───── RECORDS PROVIDED ─────
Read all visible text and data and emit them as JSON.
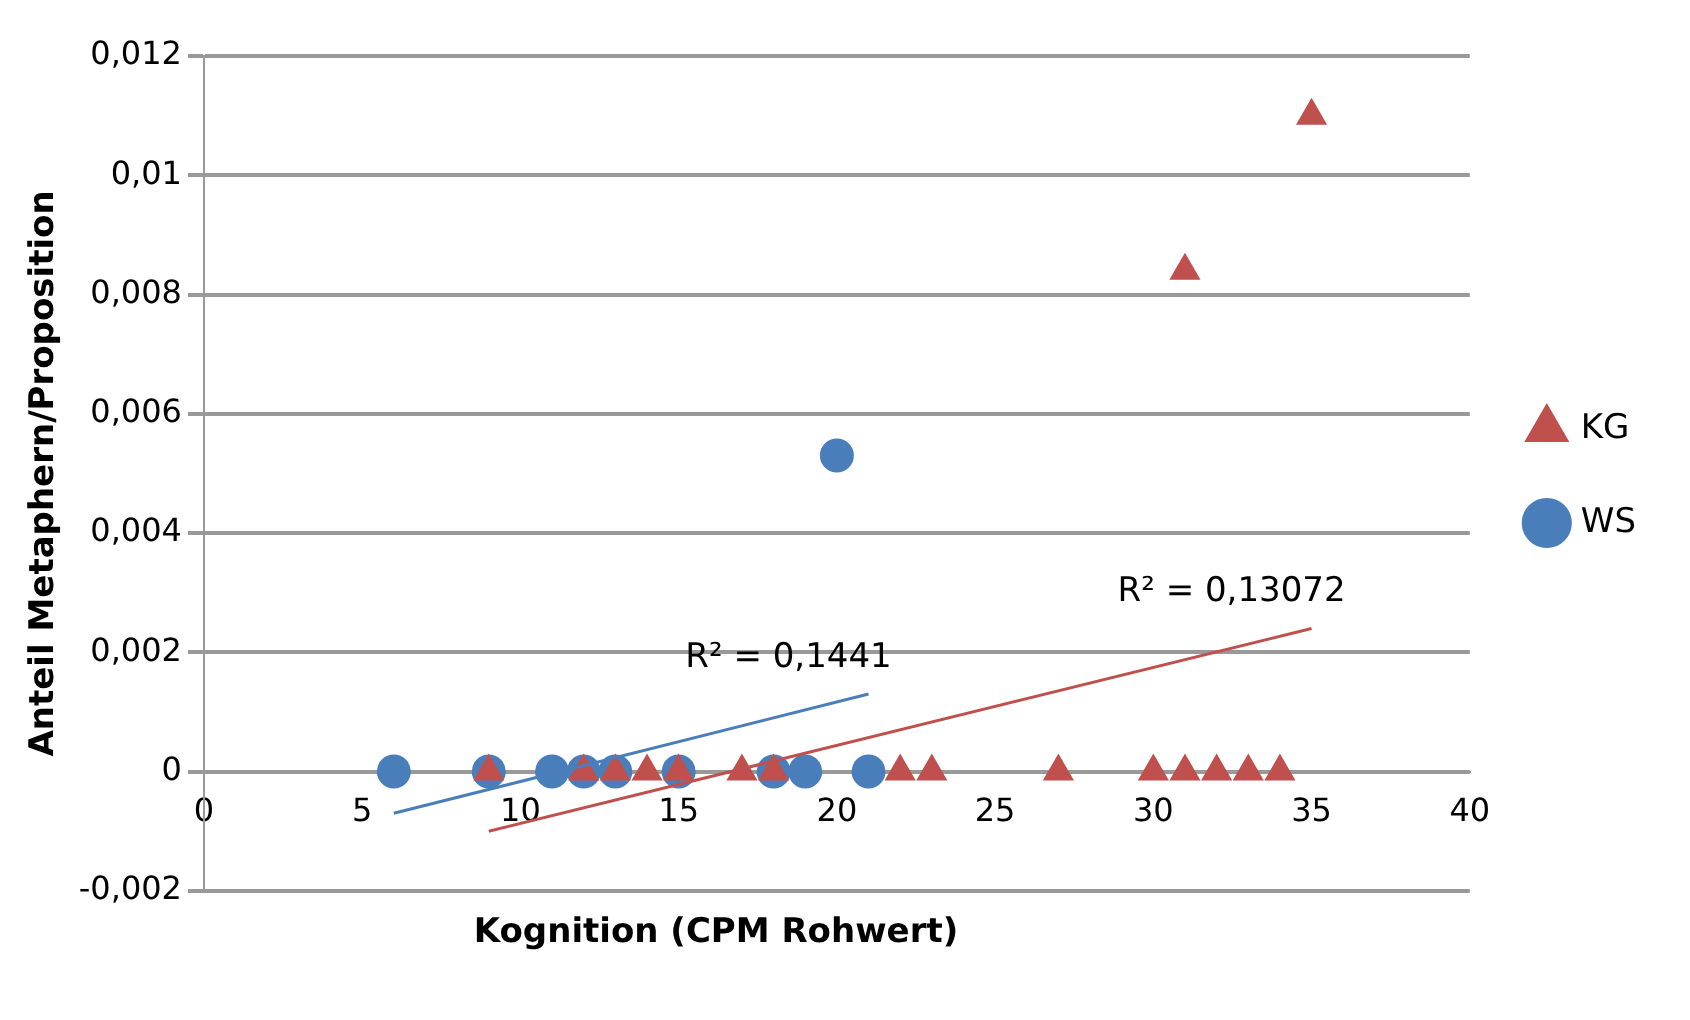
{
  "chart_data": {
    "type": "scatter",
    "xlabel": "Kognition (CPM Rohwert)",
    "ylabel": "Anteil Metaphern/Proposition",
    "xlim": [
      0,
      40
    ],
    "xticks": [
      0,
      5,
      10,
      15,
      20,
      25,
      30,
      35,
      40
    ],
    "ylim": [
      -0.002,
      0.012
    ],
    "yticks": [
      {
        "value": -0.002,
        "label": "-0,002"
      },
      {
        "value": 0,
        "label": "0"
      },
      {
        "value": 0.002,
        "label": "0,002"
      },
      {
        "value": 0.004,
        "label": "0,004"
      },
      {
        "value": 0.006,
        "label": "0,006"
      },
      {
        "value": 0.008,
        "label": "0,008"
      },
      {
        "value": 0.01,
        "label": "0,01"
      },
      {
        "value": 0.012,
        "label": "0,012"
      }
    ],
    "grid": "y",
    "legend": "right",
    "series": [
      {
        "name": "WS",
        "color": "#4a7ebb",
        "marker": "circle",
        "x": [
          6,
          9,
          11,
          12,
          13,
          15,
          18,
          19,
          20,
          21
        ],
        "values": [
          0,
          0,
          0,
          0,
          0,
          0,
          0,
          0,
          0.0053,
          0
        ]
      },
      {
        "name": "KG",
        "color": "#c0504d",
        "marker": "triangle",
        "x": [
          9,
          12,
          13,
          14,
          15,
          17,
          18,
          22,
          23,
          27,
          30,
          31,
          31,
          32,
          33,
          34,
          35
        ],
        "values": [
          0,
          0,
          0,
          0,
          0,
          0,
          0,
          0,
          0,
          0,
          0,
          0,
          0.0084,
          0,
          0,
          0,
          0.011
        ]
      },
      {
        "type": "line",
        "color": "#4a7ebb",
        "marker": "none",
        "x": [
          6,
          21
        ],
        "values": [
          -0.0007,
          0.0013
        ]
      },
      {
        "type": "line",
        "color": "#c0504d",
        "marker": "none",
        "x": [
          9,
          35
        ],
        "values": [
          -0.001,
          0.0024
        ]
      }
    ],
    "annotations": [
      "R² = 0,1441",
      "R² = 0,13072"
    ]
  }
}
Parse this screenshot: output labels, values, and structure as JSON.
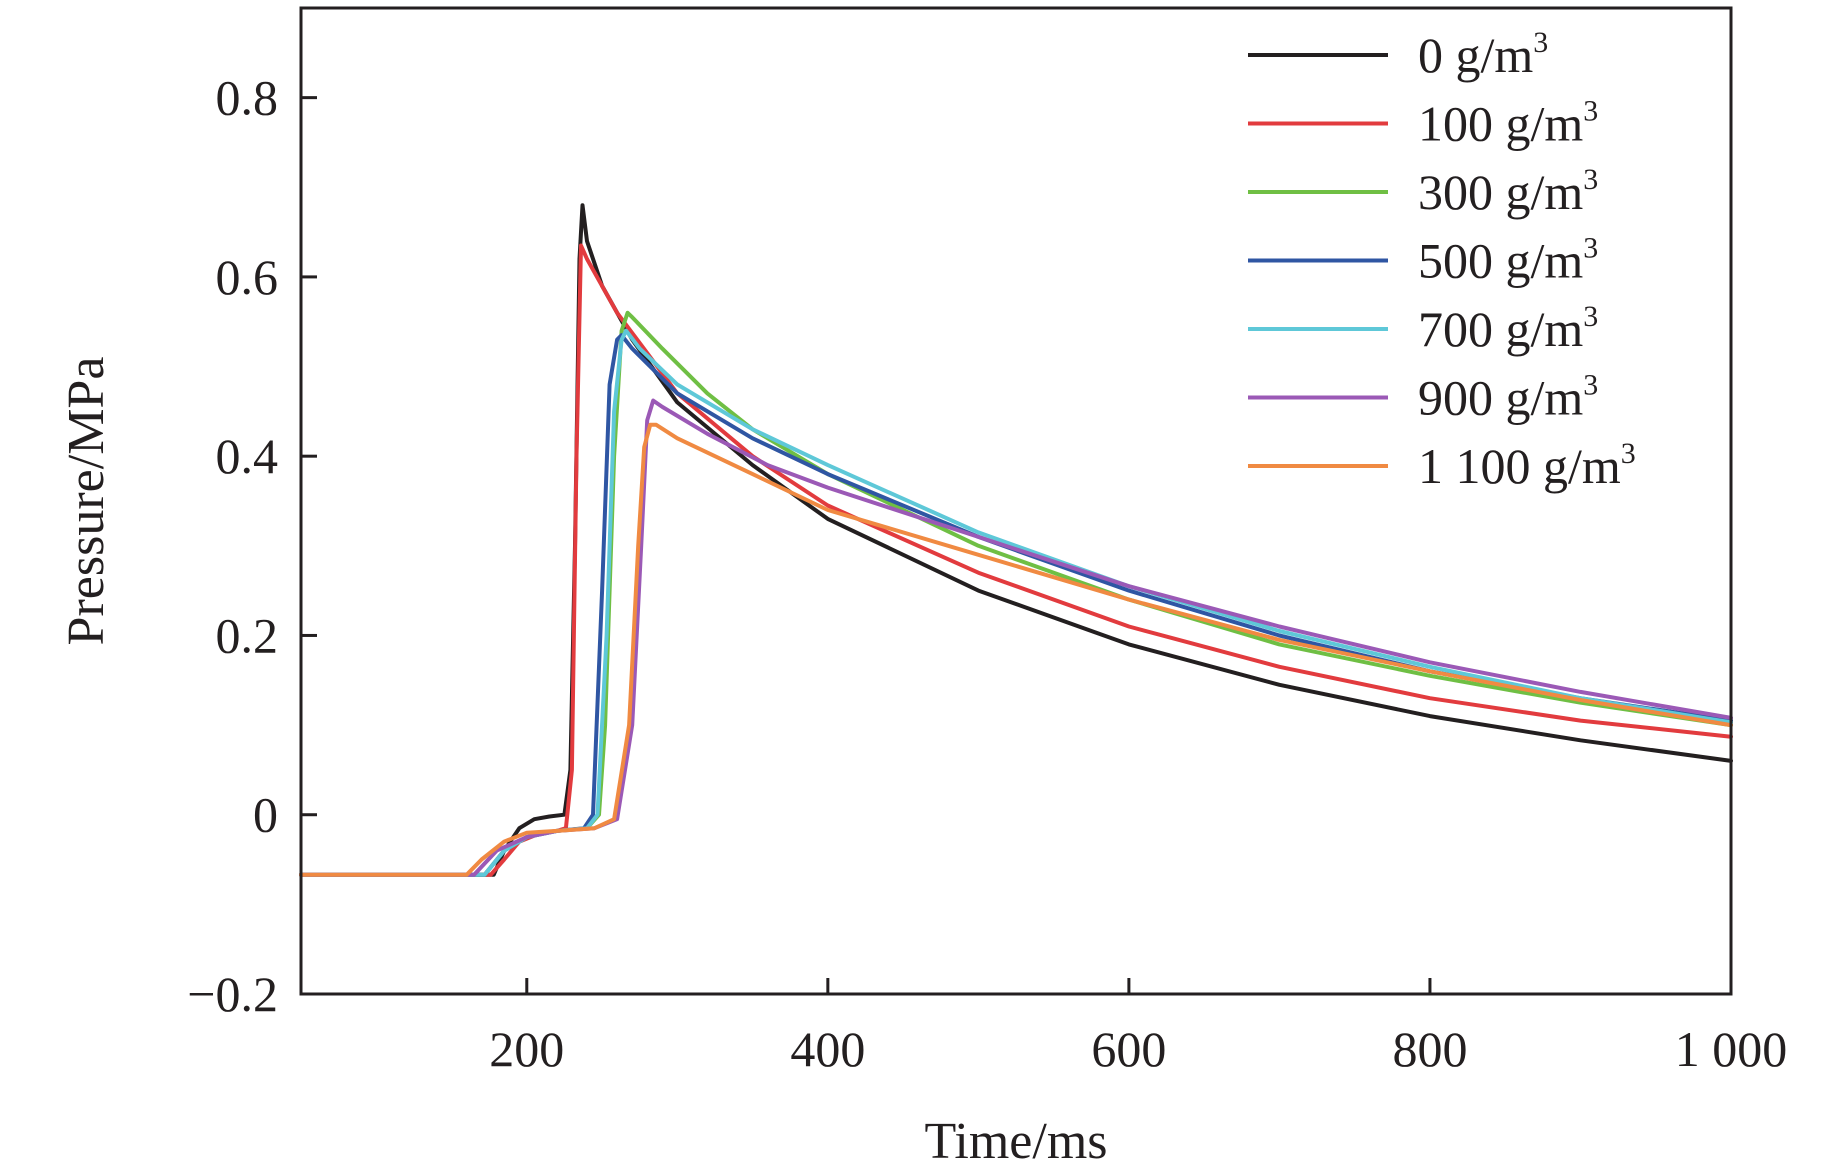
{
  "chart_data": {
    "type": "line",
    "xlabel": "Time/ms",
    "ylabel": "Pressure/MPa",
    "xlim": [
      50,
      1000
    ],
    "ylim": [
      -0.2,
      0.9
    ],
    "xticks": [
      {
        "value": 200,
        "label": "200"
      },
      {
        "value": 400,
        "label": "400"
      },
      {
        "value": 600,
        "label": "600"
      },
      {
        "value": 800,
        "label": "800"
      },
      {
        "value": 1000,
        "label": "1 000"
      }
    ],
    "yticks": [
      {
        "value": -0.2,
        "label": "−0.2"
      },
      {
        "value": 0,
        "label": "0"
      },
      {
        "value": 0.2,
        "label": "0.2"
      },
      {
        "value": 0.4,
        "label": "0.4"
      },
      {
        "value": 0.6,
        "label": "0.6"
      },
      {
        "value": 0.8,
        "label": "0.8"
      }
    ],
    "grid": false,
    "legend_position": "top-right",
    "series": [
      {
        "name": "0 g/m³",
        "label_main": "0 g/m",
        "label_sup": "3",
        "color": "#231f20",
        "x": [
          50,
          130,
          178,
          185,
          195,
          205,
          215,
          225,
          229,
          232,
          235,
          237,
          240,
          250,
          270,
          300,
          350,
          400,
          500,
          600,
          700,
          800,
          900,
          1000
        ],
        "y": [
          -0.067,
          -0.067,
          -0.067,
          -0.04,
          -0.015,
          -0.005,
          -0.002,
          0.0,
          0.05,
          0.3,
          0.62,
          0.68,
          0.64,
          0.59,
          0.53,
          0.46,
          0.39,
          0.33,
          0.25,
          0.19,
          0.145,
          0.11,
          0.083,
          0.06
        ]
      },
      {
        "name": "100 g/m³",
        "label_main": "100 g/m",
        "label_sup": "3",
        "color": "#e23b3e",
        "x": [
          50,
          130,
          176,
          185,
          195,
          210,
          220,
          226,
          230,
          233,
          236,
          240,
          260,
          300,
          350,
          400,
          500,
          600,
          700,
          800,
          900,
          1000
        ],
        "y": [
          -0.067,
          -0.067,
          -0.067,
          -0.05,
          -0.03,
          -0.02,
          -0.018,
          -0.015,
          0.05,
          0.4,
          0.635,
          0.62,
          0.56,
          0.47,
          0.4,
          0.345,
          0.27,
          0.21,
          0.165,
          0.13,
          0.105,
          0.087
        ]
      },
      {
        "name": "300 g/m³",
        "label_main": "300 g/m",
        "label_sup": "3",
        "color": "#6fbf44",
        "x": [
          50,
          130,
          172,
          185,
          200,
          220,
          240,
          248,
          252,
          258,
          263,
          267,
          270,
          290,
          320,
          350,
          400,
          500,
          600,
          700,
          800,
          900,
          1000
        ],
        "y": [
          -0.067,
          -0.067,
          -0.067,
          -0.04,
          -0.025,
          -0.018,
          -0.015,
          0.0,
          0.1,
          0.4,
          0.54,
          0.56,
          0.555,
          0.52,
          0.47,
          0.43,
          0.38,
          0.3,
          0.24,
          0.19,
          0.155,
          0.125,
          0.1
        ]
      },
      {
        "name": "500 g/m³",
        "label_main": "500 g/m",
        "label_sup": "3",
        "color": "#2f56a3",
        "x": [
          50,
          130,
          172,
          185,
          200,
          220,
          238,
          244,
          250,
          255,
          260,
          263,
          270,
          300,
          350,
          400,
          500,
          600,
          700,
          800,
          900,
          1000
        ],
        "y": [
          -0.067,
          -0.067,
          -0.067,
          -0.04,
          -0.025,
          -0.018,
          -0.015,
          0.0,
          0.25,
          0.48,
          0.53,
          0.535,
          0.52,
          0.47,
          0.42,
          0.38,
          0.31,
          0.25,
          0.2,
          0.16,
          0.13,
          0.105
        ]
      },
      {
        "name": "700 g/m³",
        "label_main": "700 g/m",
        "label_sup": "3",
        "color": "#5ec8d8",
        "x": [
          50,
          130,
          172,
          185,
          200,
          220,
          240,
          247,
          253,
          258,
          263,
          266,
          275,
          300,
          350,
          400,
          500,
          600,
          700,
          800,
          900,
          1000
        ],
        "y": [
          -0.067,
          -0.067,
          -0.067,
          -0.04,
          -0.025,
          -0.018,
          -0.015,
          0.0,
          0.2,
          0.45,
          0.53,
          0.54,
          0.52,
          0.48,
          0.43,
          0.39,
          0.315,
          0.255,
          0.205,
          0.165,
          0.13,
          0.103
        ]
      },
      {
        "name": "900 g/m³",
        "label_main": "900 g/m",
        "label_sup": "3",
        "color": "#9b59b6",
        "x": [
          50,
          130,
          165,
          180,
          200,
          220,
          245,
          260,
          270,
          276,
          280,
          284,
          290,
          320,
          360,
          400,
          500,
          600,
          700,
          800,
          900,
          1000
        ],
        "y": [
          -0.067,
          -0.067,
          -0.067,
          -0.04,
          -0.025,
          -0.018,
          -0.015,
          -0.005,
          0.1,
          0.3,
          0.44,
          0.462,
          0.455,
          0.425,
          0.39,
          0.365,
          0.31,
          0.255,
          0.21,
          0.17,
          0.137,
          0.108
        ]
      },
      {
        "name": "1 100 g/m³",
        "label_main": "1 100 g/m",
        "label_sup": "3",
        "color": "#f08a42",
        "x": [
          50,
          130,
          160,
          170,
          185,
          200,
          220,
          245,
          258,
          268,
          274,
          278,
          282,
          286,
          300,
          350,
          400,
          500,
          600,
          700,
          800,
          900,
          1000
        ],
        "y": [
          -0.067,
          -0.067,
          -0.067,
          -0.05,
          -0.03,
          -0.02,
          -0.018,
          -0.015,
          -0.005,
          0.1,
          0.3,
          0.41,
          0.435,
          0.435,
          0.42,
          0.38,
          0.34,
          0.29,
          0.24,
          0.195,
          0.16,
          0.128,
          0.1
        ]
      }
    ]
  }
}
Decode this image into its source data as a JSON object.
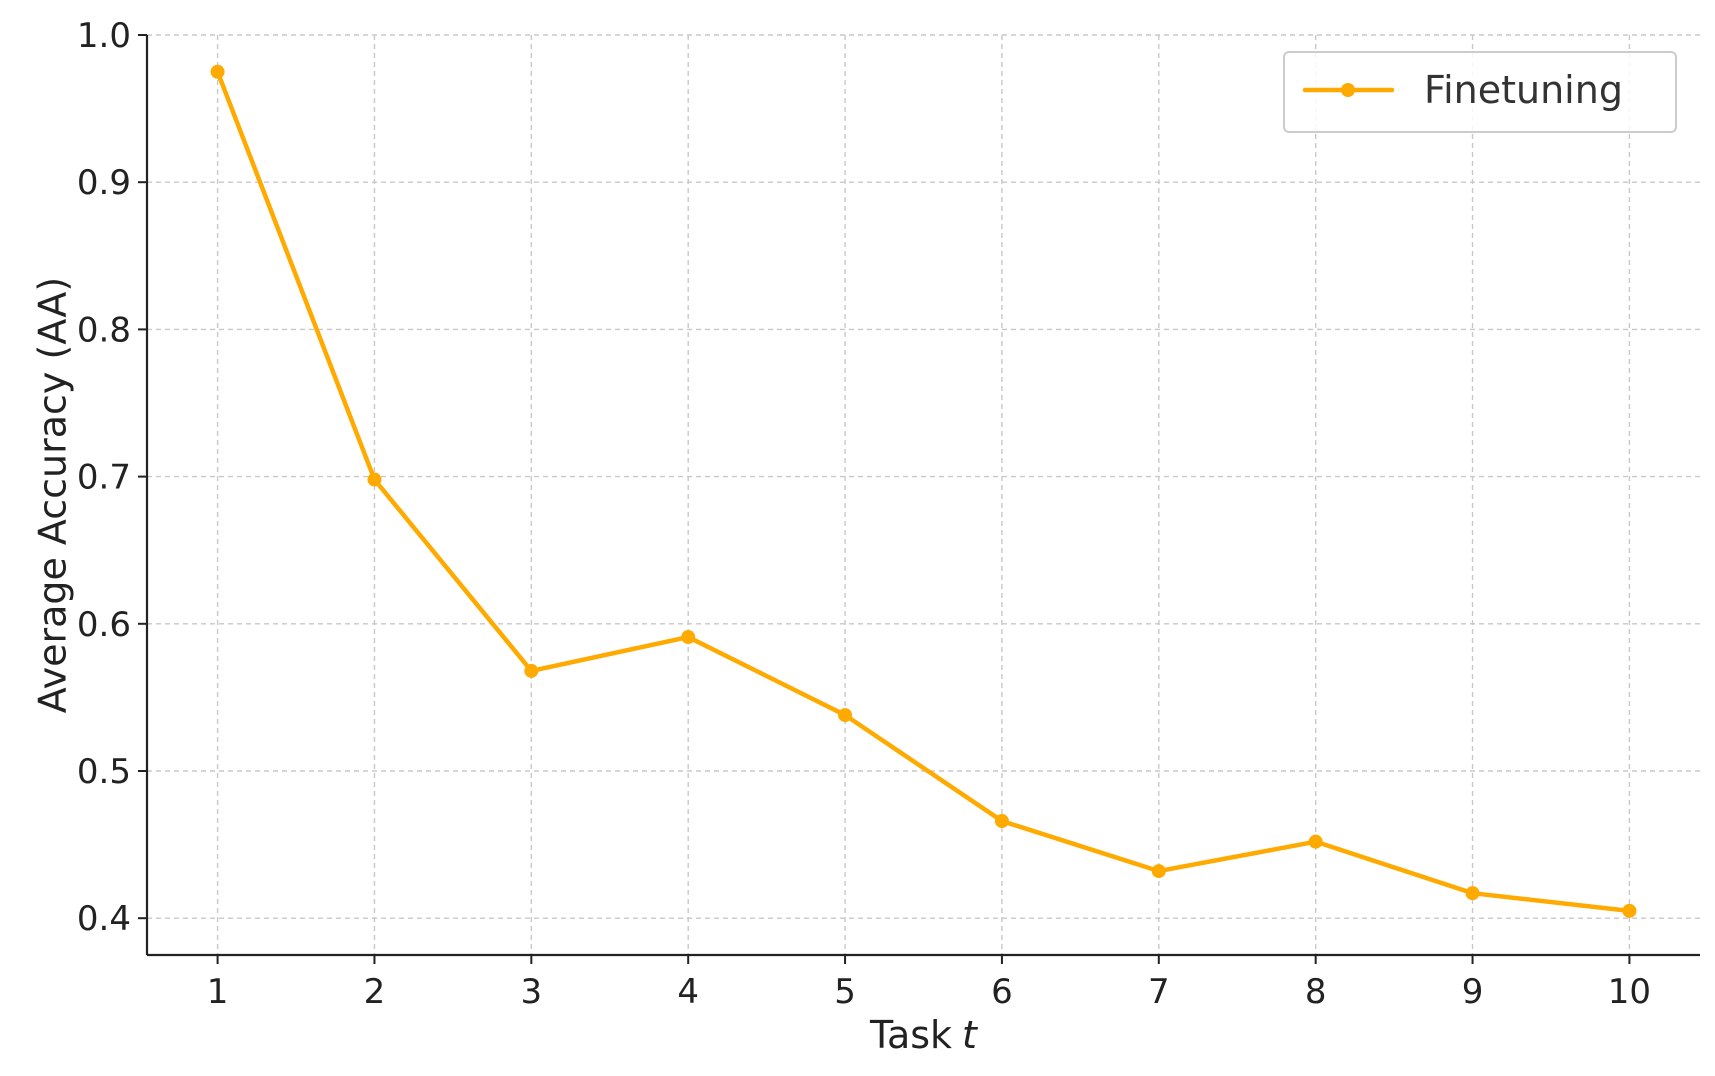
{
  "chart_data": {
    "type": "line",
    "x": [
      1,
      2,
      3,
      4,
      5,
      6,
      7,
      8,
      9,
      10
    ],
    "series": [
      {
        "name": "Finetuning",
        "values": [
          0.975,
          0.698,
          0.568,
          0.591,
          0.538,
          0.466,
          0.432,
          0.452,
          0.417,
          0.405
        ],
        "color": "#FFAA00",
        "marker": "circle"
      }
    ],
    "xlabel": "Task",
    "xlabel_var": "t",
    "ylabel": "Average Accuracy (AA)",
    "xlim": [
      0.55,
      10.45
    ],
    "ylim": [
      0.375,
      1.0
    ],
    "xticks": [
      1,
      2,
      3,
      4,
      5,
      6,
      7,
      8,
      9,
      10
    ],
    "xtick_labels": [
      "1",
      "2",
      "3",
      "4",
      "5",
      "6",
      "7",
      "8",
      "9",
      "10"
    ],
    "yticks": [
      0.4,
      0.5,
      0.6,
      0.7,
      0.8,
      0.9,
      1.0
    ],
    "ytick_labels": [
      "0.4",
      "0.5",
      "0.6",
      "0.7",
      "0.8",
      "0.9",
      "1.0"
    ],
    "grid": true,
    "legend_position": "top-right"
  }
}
─────
▸ WORK INSTRUCTIONS: Exactly as written, set down the lines from the line holding "Decode this image" to the last line of the data, both ends included, pictures excluded.

▸ SOLUTION TO THIS TASK:
Decode this image into its source data as a JSON object.
{
  "chart_data": {
    "type": "line",
    "x": [
      1,
      2,
      3,
      4,
      5,
      6,
      7,
      8,
      9,
      10
    ],
    "series": [
      {
        "name": "Finetuning",
        "values": [
          0.975,
          0.698,
          0.568,
          0.591,
          0.538,
          0.466,
          0.432,
          0.452,
          0.417,
          0.405
        ],
        "color": "#FFAA00",
        "marker": "circle"
      }
    ],
    "xlabel": "Task",
    "xlabel_var": "t",
    "ylabel": "Average Accuracy (AA)",
    "xlim": [
      0.55,
      10.45
    ],
    "ylim": [
      0.375,
      1.0
    ],
    "xticks": [
      1,
      2,
      3,
      4,
      5,
      6,
      7,
      8,
      9,
      10
    ],
    "xtick_labels": [
      "1",
      "2",
      "3",
      "4",
      "5",
      "6",
      "7",
      "8",
      "9",
      "10"
    ],
    "yticks": [
      0.4,
      0.5,
      0.6,
      0.7,
      0.8,
      0.9,
      1.0
    ],
    "ytick_labels": [
      "0.4",
      "0.5",
      "0.6",
      "0.7",
      "0.8",
      "0.9",
      "1.0"
    ],
    "grid": true,
    "legend_position": "top-right"
  }
}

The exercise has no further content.